**TEXT SECTION:**
- - - -

Solving Memory Issues with Custom Crawlers

Spantree recently worked with a company whose goal is simplify regulatory compliance. One of their core value propositions to identify, retrieve, and notify their clients of new regulatory documents published on the websites of organizations like the FTC and the SEC. This company needs to notify customers of new regulatory documents the day they are published. This company called Spantree because the critical part of their infrastructure that coordinated the identification and retrieval of these documents was failing. This is the story of how we made that system an order of magnitude more scalable and simultaneously improved its reliability.

Architecture

This company identifies and retrieves regulatory documents using a homegrown web crawler written in Python that runs every night. We were initially contacted after this web crawler had stopped identifying any regulatory documents.

- - - -

**DATA EXTRACT:**
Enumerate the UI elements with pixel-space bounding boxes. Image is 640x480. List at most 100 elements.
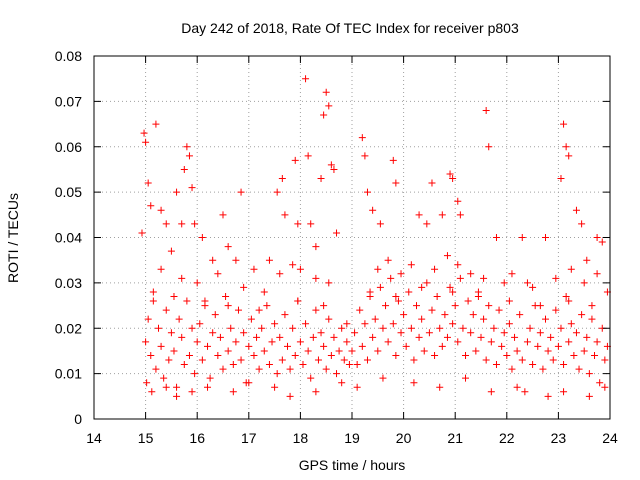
data-point [183,143,191,151]
data-point [394,297,402,305]
data-point [389,156,397,164]
data-point [273,188,281,196]
data-point [387,274,395,282]
data-point [588,315,596,323]
data-point [361,152,369,160]
data-point [572,206,580,214]
data-point [418,315,426,323]
y-tick-label: 0.02 [55,320,82,336]
data-point [518,356,526,364]
data-point [170,347,178,355]
data-point [234,306,242,314]
data-point [237,188,245,196]
data-point [343,338,351,346]
data-point [268,338,276,346]
data-point [371,315,379,323]
data-point [340,356,348,364]
data-point [376,220,384,228]
data-point [286,392,294,400]
data-point [593,338,601,346]
data-point [358,342,366,350]
data-point [245,342,253,350]
data-point [291,351,299,359]
data-point [505,320,513,328]
x-tick-label: 23 [551,430,567,446]
x-tick-label: 14 [86,430,102,446]
data-point [446,283,454,291]
data-point [529,361,537,369]
data-point [255,306,263,314]
data-point [160,374,168,382]
data-point [312,388,320,396]
data-point [322,365,330,373]
data-point [536,302,544,310]
data-point [299,361,307,369]
data-point [539,365,547,373]
data-point [330,165,338,173]
data-point [229,361,237,369]
data-point [598,238,606,246]
data-point [198,234,206,241]
data-point [317,329,325,337]
data-point [149,297,157,305]
data-point [410,379,418,387]
data-point [547,333,555,341]
data-point [392,351,400,359]
data-point [175,315,183,323]
data-point [224,302,232,310]
data-point [425,329,433,337]
data-point [474,292,482,300]
data-point [462,351,470,359]
data-point [485,143,493,151]
data-point [487,388,495,396]
data-point [204,342,212,350]
data-point [351,329,359,337]
data-point [585,392,593,400]
data-point [572,329,580,337]
data-point [498,342,506,350]
data-point [503,351,511,359]
y-tick-label: 0.01 [55,366,82,382]
data-point [467,270,475,278]
data-point [322,88,330,96]
data-point [173,383,181,391]
data-point [188,388,196,396]
data-point [302,320,310,328]
data-point [353,383,361,391]
data-point [358,134,366,142]
data-point [143,379,151,387]
x-tick-label: 18 [293,430,309,446]
data-point [148,388,156,396]
data-point [338,324,346,332]
data-point [289,261,297,269]
data-point [307,374,315,382]
data-point [265,256,273,264]
data-point [557,175,565,183]
data-point [449,175,457,183]
data-point [147,351,155,359]
y-tick-label: 0.08 [55,48,82,64]
data-point [294,220,302,228]
data-point [591,351,599,359]
data-point [296,338,304,346]
data-point [431,265,439,273]
data-point [178,274,186,282]
data-point [253,333,261,341]
data-point [330,333,338,341]
data-point [348,347,356,355]
x-tick-label: 20 [396,430,412,446]
data-point [459,324,467,332]
data-point [492,361,500,369]
data-point [534,342,542,350]
y-tick-label: 0.04 [55,230,82,246]
data-point [312,306,320,314]
data-point [138,229,146,237]
data-point [144,315,152,323]
data-point [140,129,148,137]
data-point [224,347,232,355]
data-point [443,333,451,341]
data-point [560,361,568,369]
data-point [423,279,431,287]
data-point [366,288,374,296]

- - - -

**DIRECTIVES:**
- 1) Translate this sentence from the text on memory issues with custom crawlers into Spanish: "This company identifies and retrieves regulatory documents using a homegrown web crawler written in Python that runs every night."
- 2) According to the text on memory issues with custom crawlers, in what programming language is the company's homegrown web crawler written?
- 3) Carry on the text on memory issues with custom crawlers from its last sentence.

**SOLVED TASKS:**
- 1) Esta empresa identifica y recupera documentos regulatorios mediante un rastreador web de desarrollo propio, escrito en Python, que se ejecuta todas las noches.

- 2) Python.

- 3)
The architecture of the crawler was composed of four primary component:

The crawler, which was deployed using AWS Spot Fleet Instances operating in an ECS cluster
A scheduling system running on Heroku that seeds the crawl
A MongoDB database that stores regulatory documents and some crawl state
A Redis instance that Python interacts with using a queueing library called RQ.

The lifecycle of a crawl is as follows:

The scheduler dyno was always running and would execute specific tasks at specific times or after specific time intervals. Its most important task was to seed a crawl every night. It queried the MongoDB database for a set of seed URLs and enqueued these into a urls queue on Redis.
The ECS cluster would scale up dozens of worker machines, and these instances would check the queue for urls to crawl.
If the queue was non-empty, then a worker would pop off that URL and visit it. Visiting a URL looks like this:
1. First the system spins up a copy of the Firefox browser using Selenium. Selenium was used to scrape all pages, regardless of the type of content.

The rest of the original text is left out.